======== Extrait de page ========

Goute Mes Disques (FR)
C’est avec un certain plaisir qu’on retrouve ici un des labels les plus attachants de la musique dite expérimentale : 12k, et son amour éternel pour les musiques minimalistes et chaleureuses. Alors qu’on découvrait avec plaisir les albums de Giuseppe Ielasi (Aix) ou encore le magnat de l’ambient Lawrence English (A Colour For Autumn), il est temps de faire place à un autre petit crack du drone/ambient, le Polonais Tomasz Bednarczyk qui, avec Let’s Make Better Mistakes Tomorrow, nous signe là son troisième album après Summer Feelings et Painting Sky Together (originellement sorti sur Room40). Et vu qu’on change rarement une équipe qui gagne, Tomasz réinvestit le champ d’une musique étendue et passablement apaisée. Ici, l’idée d’extension est renforcée par le recours permanent aux drones détournés ainsi qu’aux guitares et pianos largement modifiés. Et comme à l’accoutumée, le drone (au sens strict du terme) est une affaire de nuances minimes, nuances infimes qui caractérisent à merveille les deux premiers titres de ce troisième opus. “While” et “Shimokita” traversent donc l’espace sans créer de troubles, paisibles et constants dans leurs ascensions. C’est beau, mais relativement convenu faut-il l’avouer.

========

*Exercices*:
1. Quels sont tous les titres d'albums cités dans la chronique ?
2. Poursuivez la chronique de l'album de Tomasz Bednarczyk à partir de sa dernière phrase.
Les items qui suivent forment un matériau indépendant de la chronique.

======== Données extraites ========

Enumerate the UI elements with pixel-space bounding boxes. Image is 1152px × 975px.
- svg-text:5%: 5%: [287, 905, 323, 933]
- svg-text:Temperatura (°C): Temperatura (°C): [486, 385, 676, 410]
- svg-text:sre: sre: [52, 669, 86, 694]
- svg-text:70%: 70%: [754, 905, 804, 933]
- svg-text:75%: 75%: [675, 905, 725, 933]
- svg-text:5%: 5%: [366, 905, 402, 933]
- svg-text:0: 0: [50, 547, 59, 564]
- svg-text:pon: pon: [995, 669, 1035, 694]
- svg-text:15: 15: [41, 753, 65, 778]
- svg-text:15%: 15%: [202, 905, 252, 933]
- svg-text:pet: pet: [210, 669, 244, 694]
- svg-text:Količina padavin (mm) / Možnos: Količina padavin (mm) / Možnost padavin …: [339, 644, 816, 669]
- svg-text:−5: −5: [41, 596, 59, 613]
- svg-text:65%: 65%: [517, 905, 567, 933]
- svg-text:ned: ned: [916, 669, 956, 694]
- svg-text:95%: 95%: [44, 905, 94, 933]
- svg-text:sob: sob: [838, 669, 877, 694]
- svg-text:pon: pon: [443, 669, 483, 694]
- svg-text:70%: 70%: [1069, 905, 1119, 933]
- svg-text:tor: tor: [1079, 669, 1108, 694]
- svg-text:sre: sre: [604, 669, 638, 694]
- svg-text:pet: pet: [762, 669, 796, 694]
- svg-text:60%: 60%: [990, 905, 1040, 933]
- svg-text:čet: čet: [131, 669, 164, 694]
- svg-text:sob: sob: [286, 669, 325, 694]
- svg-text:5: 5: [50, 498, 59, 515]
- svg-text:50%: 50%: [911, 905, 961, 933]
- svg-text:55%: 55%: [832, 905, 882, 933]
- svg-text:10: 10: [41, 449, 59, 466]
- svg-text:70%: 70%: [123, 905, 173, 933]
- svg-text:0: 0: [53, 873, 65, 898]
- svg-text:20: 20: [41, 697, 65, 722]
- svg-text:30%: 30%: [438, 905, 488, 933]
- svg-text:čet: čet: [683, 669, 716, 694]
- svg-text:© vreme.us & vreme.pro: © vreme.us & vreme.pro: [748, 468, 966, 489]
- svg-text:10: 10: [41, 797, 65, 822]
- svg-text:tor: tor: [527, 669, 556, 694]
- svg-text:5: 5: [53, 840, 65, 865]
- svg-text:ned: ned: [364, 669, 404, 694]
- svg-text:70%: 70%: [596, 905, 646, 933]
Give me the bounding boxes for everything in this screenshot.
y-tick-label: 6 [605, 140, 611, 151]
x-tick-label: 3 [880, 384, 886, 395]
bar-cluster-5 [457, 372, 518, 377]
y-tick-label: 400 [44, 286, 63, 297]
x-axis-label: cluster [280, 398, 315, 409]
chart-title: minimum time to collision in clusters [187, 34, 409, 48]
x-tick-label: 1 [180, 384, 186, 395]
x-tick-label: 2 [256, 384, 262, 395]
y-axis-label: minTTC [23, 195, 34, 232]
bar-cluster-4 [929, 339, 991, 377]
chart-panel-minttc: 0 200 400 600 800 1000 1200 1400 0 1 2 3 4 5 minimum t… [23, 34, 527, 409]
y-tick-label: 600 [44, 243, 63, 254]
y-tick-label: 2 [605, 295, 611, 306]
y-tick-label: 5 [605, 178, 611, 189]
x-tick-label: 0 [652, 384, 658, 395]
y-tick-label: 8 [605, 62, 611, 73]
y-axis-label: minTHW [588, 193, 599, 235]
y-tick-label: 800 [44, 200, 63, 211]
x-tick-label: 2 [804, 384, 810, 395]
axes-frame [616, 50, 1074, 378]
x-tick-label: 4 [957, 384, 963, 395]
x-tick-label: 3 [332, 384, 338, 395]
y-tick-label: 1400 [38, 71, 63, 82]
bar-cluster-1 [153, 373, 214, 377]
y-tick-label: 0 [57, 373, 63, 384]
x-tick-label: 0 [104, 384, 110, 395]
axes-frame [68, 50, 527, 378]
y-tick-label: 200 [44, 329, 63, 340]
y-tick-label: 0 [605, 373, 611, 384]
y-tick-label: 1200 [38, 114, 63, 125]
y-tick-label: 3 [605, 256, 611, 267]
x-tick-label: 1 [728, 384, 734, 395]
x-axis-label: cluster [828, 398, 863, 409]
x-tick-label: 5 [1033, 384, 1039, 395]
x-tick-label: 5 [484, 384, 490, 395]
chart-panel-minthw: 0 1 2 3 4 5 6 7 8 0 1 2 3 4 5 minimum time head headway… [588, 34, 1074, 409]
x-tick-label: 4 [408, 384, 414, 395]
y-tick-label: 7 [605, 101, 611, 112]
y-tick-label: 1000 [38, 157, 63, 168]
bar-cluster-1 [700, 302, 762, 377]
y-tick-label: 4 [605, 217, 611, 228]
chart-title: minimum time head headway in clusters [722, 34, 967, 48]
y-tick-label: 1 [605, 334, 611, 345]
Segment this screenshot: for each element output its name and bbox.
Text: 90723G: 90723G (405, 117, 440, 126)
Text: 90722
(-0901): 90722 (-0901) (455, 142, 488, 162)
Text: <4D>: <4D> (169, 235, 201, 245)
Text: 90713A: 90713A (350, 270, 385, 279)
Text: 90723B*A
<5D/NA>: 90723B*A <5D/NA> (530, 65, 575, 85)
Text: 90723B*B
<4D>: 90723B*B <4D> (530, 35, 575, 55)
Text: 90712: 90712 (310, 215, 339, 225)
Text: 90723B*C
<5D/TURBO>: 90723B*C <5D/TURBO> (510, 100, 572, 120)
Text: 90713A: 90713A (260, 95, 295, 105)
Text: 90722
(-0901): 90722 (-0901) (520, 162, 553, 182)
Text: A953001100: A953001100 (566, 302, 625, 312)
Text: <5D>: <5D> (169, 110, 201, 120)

========

*Réponses*:
1. Aix, A Colour For Autumn, Let's Make Better Mistakes Tomorrow, Summer Feelings, Painting Sky Together

2.
La première secousse arrive avec “Drawing”, qui nous montre toute l’ampleur que peut prendre un grand titre d’ambient minimale, là où le simple tintement d’une cloche aquatique suffit pour créer des vaguelettes sur un lac d’eau claire. Tout semble en bonne voie. De retour au pays des drones, “Raspberry Girl” et surtout “Autumn” montre plus de carrure, notamment avec l’arrivée d’une guitare basse lymphatique qui tonne une fois tous les mille temps, donnant par là un renfort non négligeable de chaleur et de caractère à l’ensemble. Et là est le grand paradoxe de ce Let’s Make Better Mistakes Tomorrow: faire oublier la froideur et l’obscurité de son |uvre par le contre-jour et les appuis calorifiques de ses contours. “The Sketch” en la preuve vivante, lui qui fait intervenir quelques résidus électroniques sur un fond de modern classical désabusé, triste et troublant, chaud et pourtant piquant. Le reste ne déroge pas à la règle précitée et balade ses vents par la main, passant de l’Équateur à l’Alaska, rencontrant autant de courants tièdes que carrément glacials. L’uvre de Tomasz Bednarczyk est là comme la balance entre l’infini du drone ascensionnel, l’évasion du field recording et l’approche concrète d’une orchestration de type classique.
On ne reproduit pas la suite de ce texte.